Begin

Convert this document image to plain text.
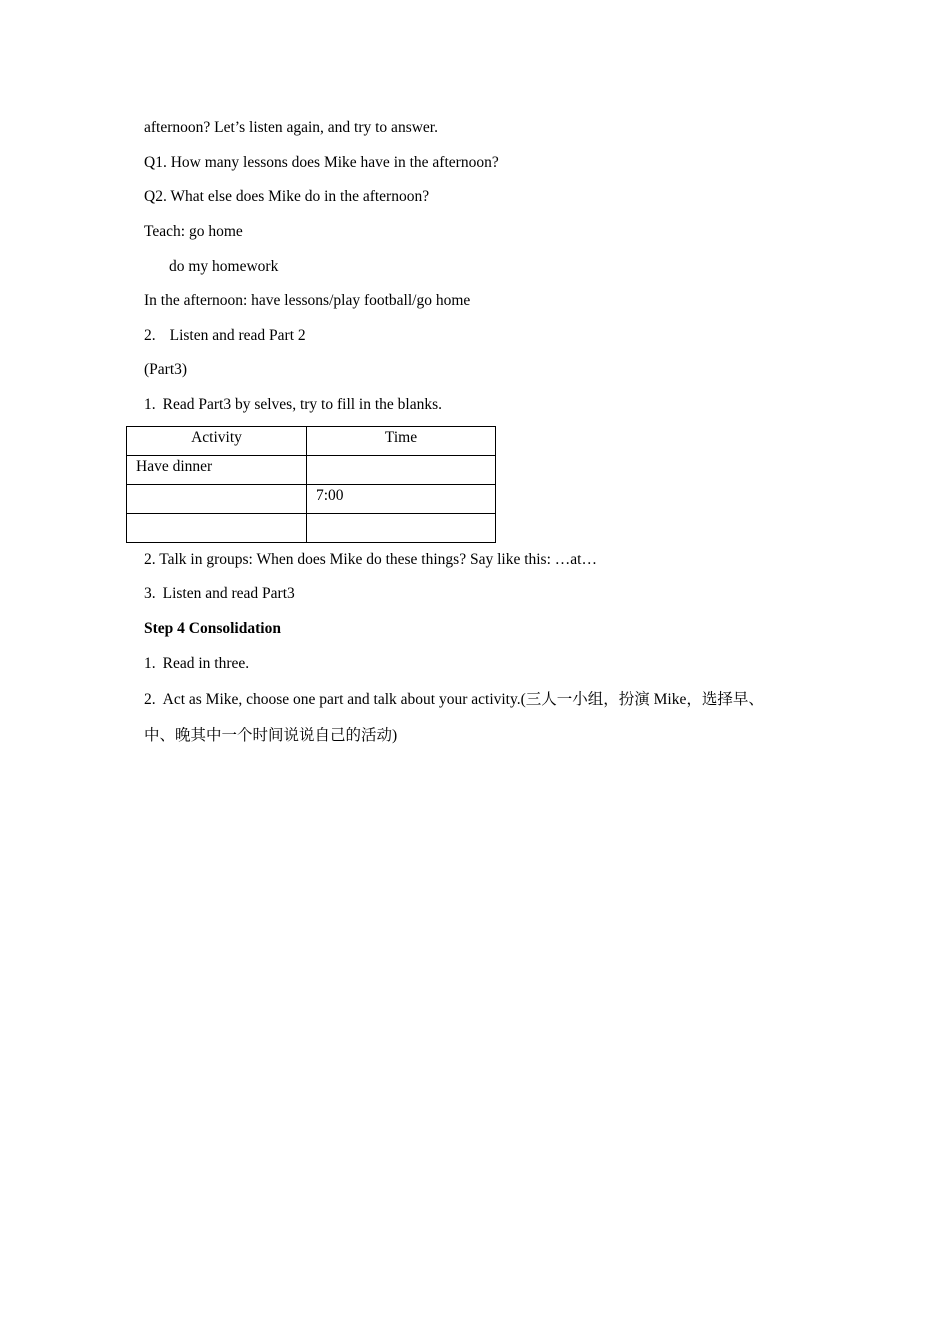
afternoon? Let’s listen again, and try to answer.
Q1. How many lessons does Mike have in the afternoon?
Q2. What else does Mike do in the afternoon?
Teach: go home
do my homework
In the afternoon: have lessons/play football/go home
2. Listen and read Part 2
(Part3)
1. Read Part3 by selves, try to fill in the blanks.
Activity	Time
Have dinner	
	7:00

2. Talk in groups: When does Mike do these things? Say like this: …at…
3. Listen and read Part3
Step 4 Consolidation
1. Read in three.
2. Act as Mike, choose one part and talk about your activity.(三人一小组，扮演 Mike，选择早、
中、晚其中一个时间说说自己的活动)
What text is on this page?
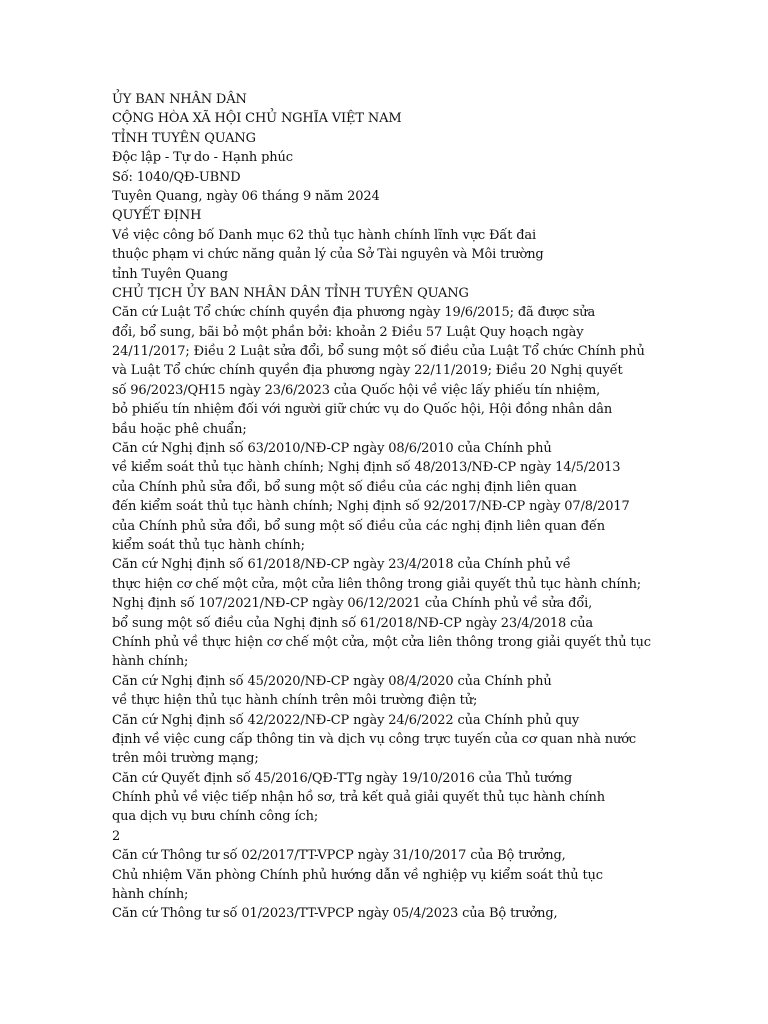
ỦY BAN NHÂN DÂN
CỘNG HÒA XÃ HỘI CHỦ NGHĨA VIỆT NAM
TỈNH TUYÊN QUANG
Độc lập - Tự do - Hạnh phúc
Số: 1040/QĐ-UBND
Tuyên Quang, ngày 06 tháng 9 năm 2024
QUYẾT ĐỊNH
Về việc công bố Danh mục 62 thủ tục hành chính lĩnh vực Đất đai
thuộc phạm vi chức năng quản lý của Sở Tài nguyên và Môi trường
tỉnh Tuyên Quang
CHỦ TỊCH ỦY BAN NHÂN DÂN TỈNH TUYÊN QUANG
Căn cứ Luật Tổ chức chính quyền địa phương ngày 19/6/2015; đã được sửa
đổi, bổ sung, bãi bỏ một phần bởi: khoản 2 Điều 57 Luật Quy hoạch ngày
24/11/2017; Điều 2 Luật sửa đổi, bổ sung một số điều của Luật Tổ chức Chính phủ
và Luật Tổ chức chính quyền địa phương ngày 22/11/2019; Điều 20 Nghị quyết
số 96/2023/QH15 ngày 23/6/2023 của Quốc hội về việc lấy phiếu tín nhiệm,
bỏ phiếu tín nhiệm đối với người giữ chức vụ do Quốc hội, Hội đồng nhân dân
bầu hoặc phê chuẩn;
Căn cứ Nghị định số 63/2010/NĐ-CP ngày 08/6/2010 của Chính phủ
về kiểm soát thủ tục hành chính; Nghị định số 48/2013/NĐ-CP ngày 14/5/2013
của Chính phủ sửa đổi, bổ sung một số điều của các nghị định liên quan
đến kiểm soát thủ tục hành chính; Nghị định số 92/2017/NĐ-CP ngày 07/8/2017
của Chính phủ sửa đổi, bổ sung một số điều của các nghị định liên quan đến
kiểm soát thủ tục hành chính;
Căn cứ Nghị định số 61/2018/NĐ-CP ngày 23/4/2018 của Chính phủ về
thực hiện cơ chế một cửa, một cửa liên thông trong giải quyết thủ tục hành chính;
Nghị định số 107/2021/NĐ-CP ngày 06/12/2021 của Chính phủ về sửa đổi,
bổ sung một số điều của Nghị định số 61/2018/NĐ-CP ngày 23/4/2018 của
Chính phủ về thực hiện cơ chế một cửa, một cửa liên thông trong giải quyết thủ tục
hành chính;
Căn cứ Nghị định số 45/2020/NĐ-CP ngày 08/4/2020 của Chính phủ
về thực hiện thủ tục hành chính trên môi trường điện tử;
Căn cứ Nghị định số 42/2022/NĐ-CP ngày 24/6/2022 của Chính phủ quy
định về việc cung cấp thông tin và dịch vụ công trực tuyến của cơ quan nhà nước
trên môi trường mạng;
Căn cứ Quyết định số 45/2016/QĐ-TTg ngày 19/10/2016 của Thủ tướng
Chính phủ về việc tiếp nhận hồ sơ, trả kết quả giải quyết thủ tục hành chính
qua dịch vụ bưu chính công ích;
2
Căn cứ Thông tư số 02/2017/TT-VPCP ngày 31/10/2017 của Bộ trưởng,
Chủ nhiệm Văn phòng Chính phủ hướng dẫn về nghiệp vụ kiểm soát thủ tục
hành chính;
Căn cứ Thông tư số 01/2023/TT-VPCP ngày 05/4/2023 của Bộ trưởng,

End

● Task prompt:
Reproduce every record above exactly, omitting the pictures.

● Output of the exercise:
Convert this document image to plain text.
afternoon? Let’s listen again, and try to answer.
Q1. How many lessons does Mike have in the afternoon?
Q2. What else does Mike do in the afternoon?
Teach: go home
do my homework
In the afternoon: have lessons/play football/go home
2. Listen and read Part 2
(Part3)
1. Read Part3 by selves, try to fill in the blanks.
Activity	Time
Have dinner	
	7:00

2. Talk in groups: When does Mike do these things? Say like this: …at…
3. Listen and read Part3
Step 4 Consolidation
1. Read in three.
2. Act as Mike, choose one part and talk about your activity.(三人一小组，扮演 Mike，选择早、
中、晚其中一个时间说说自己的活动)
What text is on this page?
ỦY BAN NHÂN DÂN
CỘNG HÒA XÃ HỘI CHỦ NGHĨA VIỆT NAM
TỈNH TUYÊN QUANG
Độc lập - Tự do - Hạnh phúc
Số: 1040/QĐ-UBND
Tuyên Quang, ngày 06 tháng 9 năm 2024
QUYẾT ĐỊNH
Về việc công bố Danh mục 62 thủ tục hành chính lĩnh vực Đất đai
thuộc phạm vi chức năng quản lý của Sở Tài nguyên và Môi trường
tỉnh Tuyên Quang
CHỦ TỊCH ỦY BAN NHÂN DÂN TỈNH TUYÊN QUANG
Căn cứ Luật Tổ chức chính quyền địa phương ngày 19/6/2015; đã được sửa
đổi, bổ sung, bãi bỏ một phần bởi: khoản 2 Điều 57 Luật Quy hoạch ngày
24/11/2017; Điều 2 Luật sửa đổi, bổ sung một số điều của Luật Tổ chức Chính phủ
và Luật Tổ chức chính quyền địa phương ngày 22/11/2019; Điều 20 Nghị quyết
số 96/2023/QH15 ngày 23/6/2023 của Quốc hội về việc lấy phiếu tín nhiệm,
bỏ phiếu tín nhiệm đối với người giữ chức vụ do Quốc hội, Hội đồng nhân dân
bầu hoặc phê chuẩn;
Căn cứ Nghị định số 63/2010/NĐ-CP ngày 08/6/2010 của Chính phủ
về kiểm soát thủ tục hành chính; Nghị định số 48/2013/NĐ-CP ngày 14/5/2013
của Chính phủ sửa đổi, bổ sung một số điều của các nghị định liên quan
đến kiểm soát thủ tục hành chính; Nghị định số 92/2017/NĐ-CP ngày 07/8/2017
của Chính phủ sửa đổi, bổ sung một số điều của các nghị định liên quan đến
kiểm soát thủ tục hành chính;
Căn cứ Nghị định số 61/2018/NĐ-CP ngày 23/4/2018 của Chính phủ về
thực hiện cơ chế một cửa, một cửa liên thông trong giải quyết thủ tục hành chính;
Nghị định số 107/2021/NĐ-CP ngày 06/12/2021 của Chính phủ về sửa đổi,
bổ sung một số điều của Nghị định số 61/2018/NĐ-CP ngày 23/4/2018 của
Chính phủ về thực hiện cơ chế một cửa, một cửa liên thông trong giải quyết thủ tục
hành chính;
Căn cứ Nghị định số 45/2020/NĐ-CP ngày 08/4/2020 của Chính phủ
về thực hiện thủ tục hành chính trên môi trường điện tử;
Căn cứ Nghị định số 42/2022/NĐ-CP ngày 24/6/2022 của Chính phủ quy
định về việc cung cấp thông tin và dịch vụ công trực tuyến của cơ quan nhà nước
trên môi trường mạng;
Căn cứ Quyết định số 45/2016/QĐ-TTg ngày 19/10/2016 của Thủ tướng
Chính phủ về việc tiếp nhận hồ sơ, trả kết quả giải quyết thủ tục hành chính
qua dịch vụ bưu chính công ích;
2
Căn cứ Thông tư số 02/2017/TT-VPCP ngày 31/10/2017 của Bộ trưởng,
Chủ nhiệm Văn phòng Chính phủ hướng dẫn về nghiệp vụ kiểm soát thủ tục
hành chính;
Căn cứ Thông tư số 01/2023/TT-VPCP ngày 05/4/2023 của Bộ trưởng,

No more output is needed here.